§ WHAT IS NEEDED:
Copy each of the lines below word for word, with nothing changed.

§ EXERCISE INPUTS:
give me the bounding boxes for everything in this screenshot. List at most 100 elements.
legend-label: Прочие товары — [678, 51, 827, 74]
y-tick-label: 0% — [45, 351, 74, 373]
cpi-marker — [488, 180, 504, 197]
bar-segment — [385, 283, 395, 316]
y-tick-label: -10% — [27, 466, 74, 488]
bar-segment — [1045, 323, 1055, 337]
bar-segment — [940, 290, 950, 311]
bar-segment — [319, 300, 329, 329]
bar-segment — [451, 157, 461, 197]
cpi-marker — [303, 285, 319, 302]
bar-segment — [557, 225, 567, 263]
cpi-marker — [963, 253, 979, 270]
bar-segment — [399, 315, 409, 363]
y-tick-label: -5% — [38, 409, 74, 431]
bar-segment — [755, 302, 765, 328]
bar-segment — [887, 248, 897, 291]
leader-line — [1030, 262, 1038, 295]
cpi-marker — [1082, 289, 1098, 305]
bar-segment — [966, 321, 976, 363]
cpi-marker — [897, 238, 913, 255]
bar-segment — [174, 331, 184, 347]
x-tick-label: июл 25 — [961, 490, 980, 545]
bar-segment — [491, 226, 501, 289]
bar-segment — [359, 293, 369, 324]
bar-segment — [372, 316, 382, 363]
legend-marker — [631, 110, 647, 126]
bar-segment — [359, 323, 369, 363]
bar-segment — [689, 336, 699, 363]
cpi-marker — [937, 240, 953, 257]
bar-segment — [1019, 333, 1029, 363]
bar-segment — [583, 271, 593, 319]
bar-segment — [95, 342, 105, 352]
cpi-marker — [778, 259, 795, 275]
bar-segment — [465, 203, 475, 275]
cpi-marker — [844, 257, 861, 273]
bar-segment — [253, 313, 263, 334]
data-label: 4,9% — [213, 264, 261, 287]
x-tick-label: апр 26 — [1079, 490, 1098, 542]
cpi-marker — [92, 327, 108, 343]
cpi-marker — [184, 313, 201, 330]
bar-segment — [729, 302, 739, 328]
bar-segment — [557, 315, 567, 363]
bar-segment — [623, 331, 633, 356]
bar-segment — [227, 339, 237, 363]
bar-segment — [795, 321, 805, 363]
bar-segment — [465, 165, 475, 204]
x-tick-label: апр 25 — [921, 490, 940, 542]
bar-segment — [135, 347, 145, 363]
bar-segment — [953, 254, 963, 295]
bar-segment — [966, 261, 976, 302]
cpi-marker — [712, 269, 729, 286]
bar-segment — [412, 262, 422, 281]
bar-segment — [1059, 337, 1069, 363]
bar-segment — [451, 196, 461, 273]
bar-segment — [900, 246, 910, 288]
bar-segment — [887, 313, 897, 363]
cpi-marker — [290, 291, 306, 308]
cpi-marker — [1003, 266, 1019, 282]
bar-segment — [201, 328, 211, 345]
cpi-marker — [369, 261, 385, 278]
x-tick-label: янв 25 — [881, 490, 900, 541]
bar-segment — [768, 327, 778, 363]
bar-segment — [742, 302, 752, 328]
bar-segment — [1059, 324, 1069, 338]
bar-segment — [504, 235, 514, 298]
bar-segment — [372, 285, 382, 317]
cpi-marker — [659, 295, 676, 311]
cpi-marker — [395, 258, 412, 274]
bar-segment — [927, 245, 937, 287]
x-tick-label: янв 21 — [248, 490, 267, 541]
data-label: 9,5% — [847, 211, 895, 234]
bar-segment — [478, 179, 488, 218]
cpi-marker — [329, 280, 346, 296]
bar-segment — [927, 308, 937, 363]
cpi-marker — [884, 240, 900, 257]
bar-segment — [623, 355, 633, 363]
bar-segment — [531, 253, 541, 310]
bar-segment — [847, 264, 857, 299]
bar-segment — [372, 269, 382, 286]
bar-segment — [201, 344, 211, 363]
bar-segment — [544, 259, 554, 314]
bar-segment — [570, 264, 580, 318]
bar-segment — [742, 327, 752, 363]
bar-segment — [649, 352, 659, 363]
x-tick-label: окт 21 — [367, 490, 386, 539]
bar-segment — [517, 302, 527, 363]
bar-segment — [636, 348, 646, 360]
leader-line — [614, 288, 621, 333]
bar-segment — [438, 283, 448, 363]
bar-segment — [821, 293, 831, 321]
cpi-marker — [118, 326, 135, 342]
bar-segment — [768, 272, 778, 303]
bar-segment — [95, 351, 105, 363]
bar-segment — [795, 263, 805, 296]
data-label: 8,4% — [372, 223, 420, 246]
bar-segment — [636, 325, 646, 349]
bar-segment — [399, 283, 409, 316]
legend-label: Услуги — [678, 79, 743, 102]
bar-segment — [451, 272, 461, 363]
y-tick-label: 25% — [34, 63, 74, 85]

§ TASK RESULT:
give me the bounding boxes for everything in this screenshot. List at most 100 elements.
legend-label: Прочие товары — [678, 51, 827, 74]
y-tick-label: 0% — [45, 351, 74, 373]
cpi-marker — [488, 180, 504, 197]
bar-segment — [385, 283, 395, 316]
y-tick-label: -10% — [27, 466, 74, 488]
bar-segment — [1045, 323, 1055, 337]
bar-segment — [940, 290, 950, 311]
bar-segment — [319, 300, 329, 329]
bar-segment — [451, 157, 461, 197]
cpi-marker — [303, 285, 319, 302]
bar-segment — [557, 225, 567, 263]
cpi-marker — [963, 253, 979, 270]
bar-segment — [399, 315, 409, 363]
y-tick-label: -5% — [38, 409, 74, 431]
bar-segment — [755, 302, 765, 328]
bar-segment — [887, 248, 897, 291]
leader-line — [1030, 262, 1038, 295]
cpi-marker — [1082, 289, 1098, 305]
bar-segment — [966, 321, 976, 363]
cpi-marker — [897, 238, 913, 255]
bar-segment — [174, 331, 184, 347]
x-tick-label: июл 25 — [961, 490, 980, 545]
bar-segment — [491, 226, 501, 289]
bar-segment — [359, 293, 369, 324]
bar-segment — [372, 316, 382, 363]
legend-marker — [631, 110, 647, 126]
bar-segment — [359, 323, 369, 363]
bar-segment — [689, 336, 699, 363]
cpi-marker — [937, 240, 953, 257]
bar-segment — [1019, 333, 1029, 363]
bar-segment — [583, 271, 593, 319]
bar-segment — [95, 342, 105, 352]
cpi-marker — [778, 259, 795, 275]
bar-segment — [465, 203, 475, 275]
cpi-marker — [844, 257, 861, 273]
bar-segment — [253, 313, 263, 334]
data-label: 4,9% — [213, 264, 261, 287]
x-tick-label: апр 26 — [1079, 490, 1098, 542]
cpi-marker — [92, 327, 108, 343]
cpi-marker — [184, 313, 201, 330]
bar-segment — [729, 302, 739, 328]
bar-segment — [557, 315, 567, 363]
bar-segment — [623, 331, 633, 356]
bar-segment — [227, 339, 237, 363]
bar-segment — [795, 321, 805, 363]
bar-segment — [465, 165, 475, 204]
x-tick-label: апр 25 — [921, 490, 940, 542]
bar-segment — [135, 347, 145, 363]
bar-segment — [953, 254, 963, 295]
bar-segment — [966, 261, 976, 302]
cpi-marker — [712, 269, 729, 286]
bar-segment — [412, 262, 422, 281]
bar-segment — [1059, 337, 1069, 363]
bar-segment — [451, 196, 461, 273]
bar-segment — [900, 246, 910, 288]
bar-segment — [887, 313, 897, 363]
cpi-marker — [290, 291, 306, 308]
cpi-marker — [1003, 266, 1019, 282]
bar-segment — [201, 328, 211, 345]
cpi-marker — [369, 261, 385, 278]
x-tick-label: янв 25 — [881, 490, 900, 541]
bar-segment — [768, 327, 778, 363]
bar-segment — [742, 302, 752, 328]
bar-segment — [1059, 324, 1069, 338]
bar-segment — [504, 235, 514, 298]
bar-segment — [372, 285, 382, 317]
cpi-marker — [659, 295, 676, 311]
cpi-marker — [395, 258, 412, 274]
bar-segment — [927, 245, 937, 287]
x-tick-label: янв 21 — [248, 490, 267, 541]
data-label: 9,5% — [847, 211, 895, 234]
bar-segment — [478, 179, 488, 218]
cpi-marker — [329, 280, 346, 296]
bar-segment — [927, 308, 937, 363]
cpi-marker — [884, 240, 900, 257]
bar-segment — [623, 355, 633, 363]
bar-segment — [531, 253, 541, 310]
bar-segment — [847, 264, 857, 299]
bar-segment — [372, 269, 382, 286]
bar-segment — [201, 344, 211, 363]
bar-segment — [544, 259, 554, 314]
bar-segment — [570, 264, 580, 318]
bar-segment — [742, 327, 752, 363]
bar-segment — [649, 352, 659, 363]
x-tick-label: окт 21 — [367, 490, 386, 539]
bar-segment — [517, 302, 527, 363]
bar-segment — [636, 348, 646, 360]
leader-line — [614, 288, 621, 333]
bar-segment — [438, 283, 448, 363]
bar-segment — [821, 293, 831, 321]
cpi-marker — [118, 326, 135, 342]
bar-segment — [768, 272, 778, 303]
bar-segment — [95, 351, 105, 363]
bar-segment — [795, 263, 805, 296]
data-label: 8,4% — [372, 223, 420, 246]
bar-segment — [636, 325, 646, 349]
bar-segment — [399, 283, 409, 316]
legend-label: Услуги — [678, 79, 743, 102]
bar-segment — [451, 272, 461, 363]
y-tick-label: 25% — [34, 63, 74, 85]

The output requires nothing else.